| Work to do |
Search the material for the word "website" and report each line where it turns up.

(Collected data)
--------------------------------------------------

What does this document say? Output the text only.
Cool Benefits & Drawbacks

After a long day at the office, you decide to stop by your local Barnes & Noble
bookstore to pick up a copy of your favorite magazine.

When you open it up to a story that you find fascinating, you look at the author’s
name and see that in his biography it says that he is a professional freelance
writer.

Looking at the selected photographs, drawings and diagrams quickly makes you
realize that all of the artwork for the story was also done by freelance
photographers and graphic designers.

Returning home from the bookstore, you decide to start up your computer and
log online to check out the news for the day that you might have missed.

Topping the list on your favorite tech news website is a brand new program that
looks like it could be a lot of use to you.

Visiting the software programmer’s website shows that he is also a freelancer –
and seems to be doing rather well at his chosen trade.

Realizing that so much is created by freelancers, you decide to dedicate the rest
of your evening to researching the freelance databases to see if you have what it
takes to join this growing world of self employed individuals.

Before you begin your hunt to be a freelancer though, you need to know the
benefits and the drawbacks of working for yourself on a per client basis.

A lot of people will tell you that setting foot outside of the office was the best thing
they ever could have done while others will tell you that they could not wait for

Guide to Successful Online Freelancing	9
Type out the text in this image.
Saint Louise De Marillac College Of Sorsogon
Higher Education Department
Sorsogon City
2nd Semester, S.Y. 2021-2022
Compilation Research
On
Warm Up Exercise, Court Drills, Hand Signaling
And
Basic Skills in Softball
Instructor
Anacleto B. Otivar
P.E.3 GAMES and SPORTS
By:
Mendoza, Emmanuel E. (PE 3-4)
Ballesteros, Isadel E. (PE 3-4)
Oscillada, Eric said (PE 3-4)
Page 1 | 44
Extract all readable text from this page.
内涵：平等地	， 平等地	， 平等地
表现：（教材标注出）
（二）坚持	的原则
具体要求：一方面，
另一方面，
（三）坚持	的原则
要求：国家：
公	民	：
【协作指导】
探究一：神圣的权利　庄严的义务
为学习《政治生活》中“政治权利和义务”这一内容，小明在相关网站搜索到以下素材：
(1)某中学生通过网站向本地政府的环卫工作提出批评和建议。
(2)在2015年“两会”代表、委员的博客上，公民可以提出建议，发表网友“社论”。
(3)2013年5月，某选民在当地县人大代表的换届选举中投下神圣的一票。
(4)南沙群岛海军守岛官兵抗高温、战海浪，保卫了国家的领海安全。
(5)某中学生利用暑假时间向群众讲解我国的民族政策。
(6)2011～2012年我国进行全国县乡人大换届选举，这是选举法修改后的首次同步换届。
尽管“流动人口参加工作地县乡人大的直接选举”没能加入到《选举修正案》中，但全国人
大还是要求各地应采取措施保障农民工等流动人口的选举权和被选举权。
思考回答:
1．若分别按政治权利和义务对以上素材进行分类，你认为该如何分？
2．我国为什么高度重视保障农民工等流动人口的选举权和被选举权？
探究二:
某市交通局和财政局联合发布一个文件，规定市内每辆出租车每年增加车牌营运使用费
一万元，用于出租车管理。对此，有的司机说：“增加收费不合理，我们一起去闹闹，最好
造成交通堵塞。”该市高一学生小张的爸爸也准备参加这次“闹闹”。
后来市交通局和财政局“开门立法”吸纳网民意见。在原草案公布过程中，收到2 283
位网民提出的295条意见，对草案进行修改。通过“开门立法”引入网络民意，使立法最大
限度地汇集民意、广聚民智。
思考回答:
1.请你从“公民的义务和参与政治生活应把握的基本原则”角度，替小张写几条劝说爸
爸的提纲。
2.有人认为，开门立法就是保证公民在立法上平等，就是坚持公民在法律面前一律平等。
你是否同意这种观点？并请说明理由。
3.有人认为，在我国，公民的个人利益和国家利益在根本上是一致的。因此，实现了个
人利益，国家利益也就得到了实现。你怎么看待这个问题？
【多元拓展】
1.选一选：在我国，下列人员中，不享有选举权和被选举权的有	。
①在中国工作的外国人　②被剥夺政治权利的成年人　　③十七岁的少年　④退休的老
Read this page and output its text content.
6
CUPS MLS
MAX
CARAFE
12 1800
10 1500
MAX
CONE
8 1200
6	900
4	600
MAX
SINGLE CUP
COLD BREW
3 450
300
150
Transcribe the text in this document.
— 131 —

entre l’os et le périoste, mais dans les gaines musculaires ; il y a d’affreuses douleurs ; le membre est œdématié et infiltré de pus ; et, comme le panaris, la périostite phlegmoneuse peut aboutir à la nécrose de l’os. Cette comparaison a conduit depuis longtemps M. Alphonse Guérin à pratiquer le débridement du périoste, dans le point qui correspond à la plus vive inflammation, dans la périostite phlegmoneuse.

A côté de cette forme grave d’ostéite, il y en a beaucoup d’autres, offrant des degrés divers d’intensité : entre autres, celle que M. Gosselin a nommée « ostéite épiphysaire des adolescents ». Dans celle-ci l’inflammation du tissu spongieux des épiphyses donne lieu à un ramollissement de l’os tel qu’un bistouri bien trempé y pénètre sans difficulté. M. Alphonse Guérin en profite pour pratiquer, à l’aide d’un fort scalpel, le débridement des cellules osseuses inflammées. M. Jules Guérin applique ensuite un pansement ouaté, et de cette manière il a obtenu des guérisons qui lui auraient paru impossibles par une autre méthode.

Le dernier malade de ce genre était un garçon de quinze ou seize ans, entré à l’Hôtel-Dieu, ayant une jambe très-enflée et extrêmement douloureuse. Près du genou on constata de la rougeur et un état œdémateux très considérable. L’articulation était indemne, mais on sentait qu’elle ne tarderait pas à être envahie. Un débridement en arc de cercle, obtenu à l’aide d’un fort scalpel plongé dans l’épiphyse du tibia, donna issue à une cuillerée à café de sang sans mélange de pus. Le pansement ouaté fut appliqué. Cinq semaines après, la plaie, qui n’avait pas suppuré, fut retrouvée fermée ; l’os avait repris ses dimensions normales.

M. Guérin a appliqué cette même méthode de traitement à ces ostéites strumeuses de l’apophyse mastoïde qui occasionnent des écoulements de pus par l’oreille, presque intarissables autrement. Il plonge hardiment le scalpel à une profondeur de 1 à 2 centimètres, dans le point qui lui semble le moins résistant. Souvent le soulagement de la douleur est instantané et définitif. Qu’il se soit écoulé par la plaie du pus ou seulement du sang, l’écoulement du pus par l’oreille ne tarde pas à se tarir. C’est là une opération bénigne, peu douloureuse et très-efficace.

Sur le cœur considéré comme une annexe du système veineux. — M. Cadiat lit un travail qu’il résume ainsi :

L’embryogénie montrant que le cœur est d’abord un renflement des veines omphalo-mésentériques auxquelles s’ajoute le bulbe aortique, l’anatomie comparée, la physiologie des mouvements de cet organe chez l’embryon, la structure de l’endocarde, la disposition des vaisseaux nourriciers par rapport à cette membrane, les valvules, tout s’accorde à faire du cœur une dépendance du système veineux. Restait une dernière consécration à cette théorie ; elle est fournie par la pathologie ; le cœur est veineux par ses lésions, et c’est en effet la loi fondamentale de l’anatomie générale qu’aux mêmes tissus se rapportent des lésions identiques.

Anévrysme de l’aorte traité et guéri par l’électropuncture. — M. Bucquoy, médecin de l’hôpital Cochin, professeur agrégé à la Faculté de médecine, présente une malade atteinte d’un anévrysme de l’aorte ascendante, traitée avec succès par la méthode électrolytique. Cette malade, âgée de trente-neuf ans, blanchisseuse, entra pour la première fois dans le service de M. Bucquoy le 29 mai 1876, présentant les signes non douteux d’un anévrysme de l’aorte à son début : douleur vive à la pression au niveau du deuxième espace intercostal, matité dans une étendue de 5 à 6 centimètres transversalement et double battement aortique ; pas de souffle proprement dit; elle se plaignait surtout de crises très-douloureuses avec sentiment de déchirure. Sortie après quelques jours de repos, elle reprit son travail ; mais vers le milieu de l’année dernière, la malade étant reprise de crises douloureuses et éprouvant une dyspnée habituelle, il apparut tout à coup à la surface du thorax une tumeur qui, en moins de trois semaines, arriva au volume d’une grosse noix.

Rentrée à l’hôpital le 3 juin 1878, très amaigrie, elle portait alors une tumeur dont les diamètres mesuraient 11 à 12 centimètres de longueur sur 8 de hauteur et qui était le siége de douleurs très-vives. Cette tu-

--------------------------------------------------

| Answer below |
Topping the list on your favorite tech news website is a brand new program that
Visiting the software programmer’s website shows that he is also a freelancer –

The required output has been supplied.